>> Begin DATA TO USE

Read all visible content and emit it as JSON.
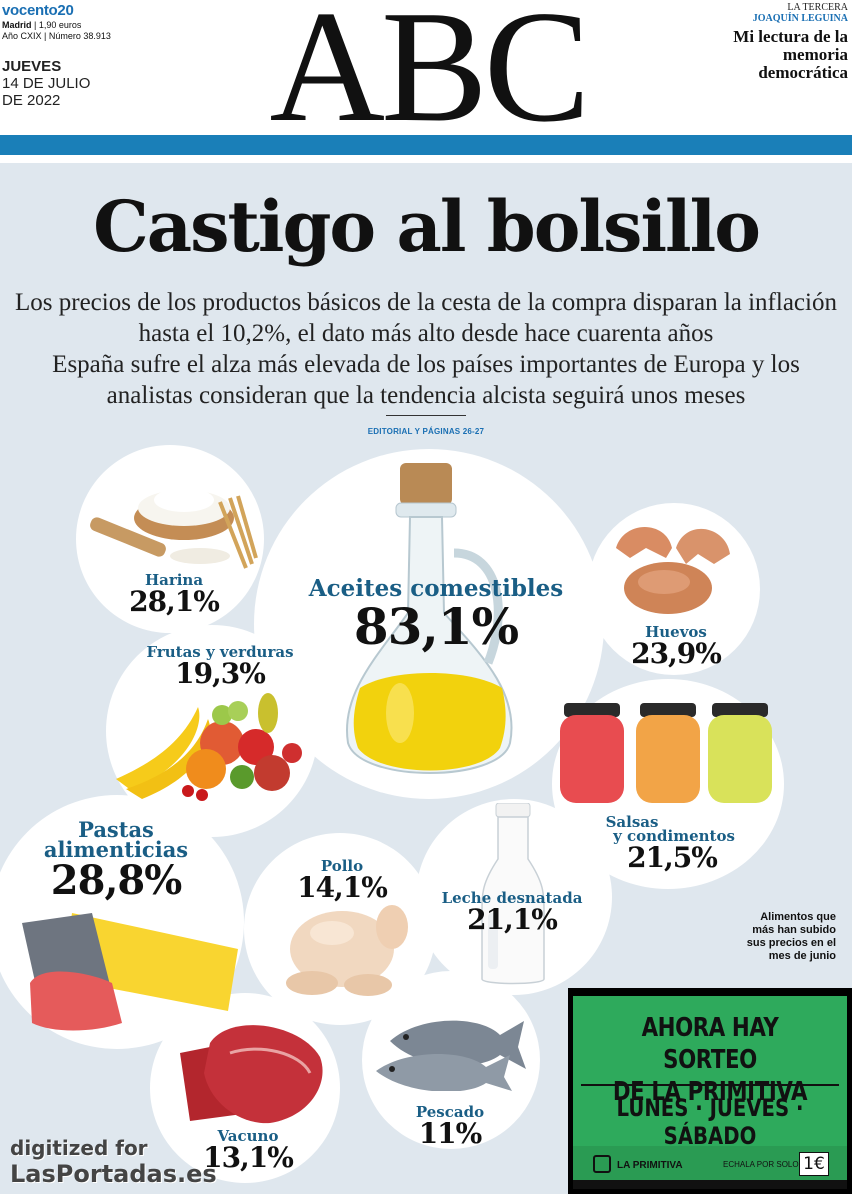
{
  "masthead": {
    "brand": "vocento",
    "brand_badge": "20",
    "city": "Madrid",
    "price": "1,90 euros",
    "year": "Año CXIX",
    "issue": "Número 38.913",
    "weekday": "JUEVES",
    "date_line1": "14 DE JULIO",
    "date_line2": "DE 2022",
    "logo": "ABC",
    "section": "LA TERCERA",
    "author": "JOAQUÍN LEGUINA",
    "headline": "Mi lectura de la memoria democrática"
  },
  "cover": {
    "title": "Castigo al bolsillo",
    "deck1": "Los precios de los productos básicos de la cesta de la compra disparan la inflación hasta el 10,2%, el dato más alto desde hace cuarenta años",
    "deck2": "España sufre el alza más elevada de los países importantes de Europa y los analistas consideran que la tendencia alcista seguirá unos meses",
    "reference": "EDITORIAL Y PÁGINAS 26-27",
    "note": "Alimentos que más han subido sus precios en el mes de junio"
  },
  "items": {
    "harina": {
      "label": "Harina",
      "value": "28,1%"
    },
    "aceites": {
      "label": "Aceites comestibles",
      "value": "83,1%"
    },
    "huevos": {
      "label": "Huevos",
      "value": "23,9%"
    },
    "frutas": {
      "label": "Frutas y verduras",
      "value": "19,3%"
    },
    "salsas": {
      "label1": "Salsas",
      "label2": "y condimentos",
      "value": "21,5%"
    },
    "pastas": {
      "label1": "Pastas",
      "label2": "alimenticias",
      "value": "28,8%"
    },
    "pollo": {
      "label": "Pollo",
      "value": "14,1%"
    },
    "leche": {
      "label": "Leche desnatada",
      "value": "21,1%"
    },
    "vacuno": {
      "label": "Vacuno",
      "value": "13,1%"
    },
    "pescado": {
      "label": "Pescado",
      "value": "11%"
    }
  },
  "ad": {
    "line1": "AHORA HAY SORTEO",
    "line2": "DE LA PRIMITIVA",
    "line3": "LUNES · JUEVES · SÁBADO",
    "brand": "LA PRIMITIVA",
    "price_text": "ECHALA POR SOLO",
    "price": "1€"
  },
  "watermark": {
    "line1": "digitized for",
    "line2": "LasPortadas.es"
  },
  "colors": {
    "accent_blue": "#1a7fb8",
    "label_blue": "#1a5e85",
    "background": "#dfe7ee",
    "ad_green": "#2eaa5c"
  }
}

>> End DATA TO USE

= PROMPT =
From the listing, copy every line where the string "value" appears.

= ANSWER BELOW =
      "value": "28,1%"
      "value": "83,1%"
      "value": "23,9%"
      "value": "19,3%"
      "value": "21,5%"
      "value": "28,8%"
      "value": "14,1%"
      "value": "21,1%"
      "value": "13,1%"
      "value": "11%"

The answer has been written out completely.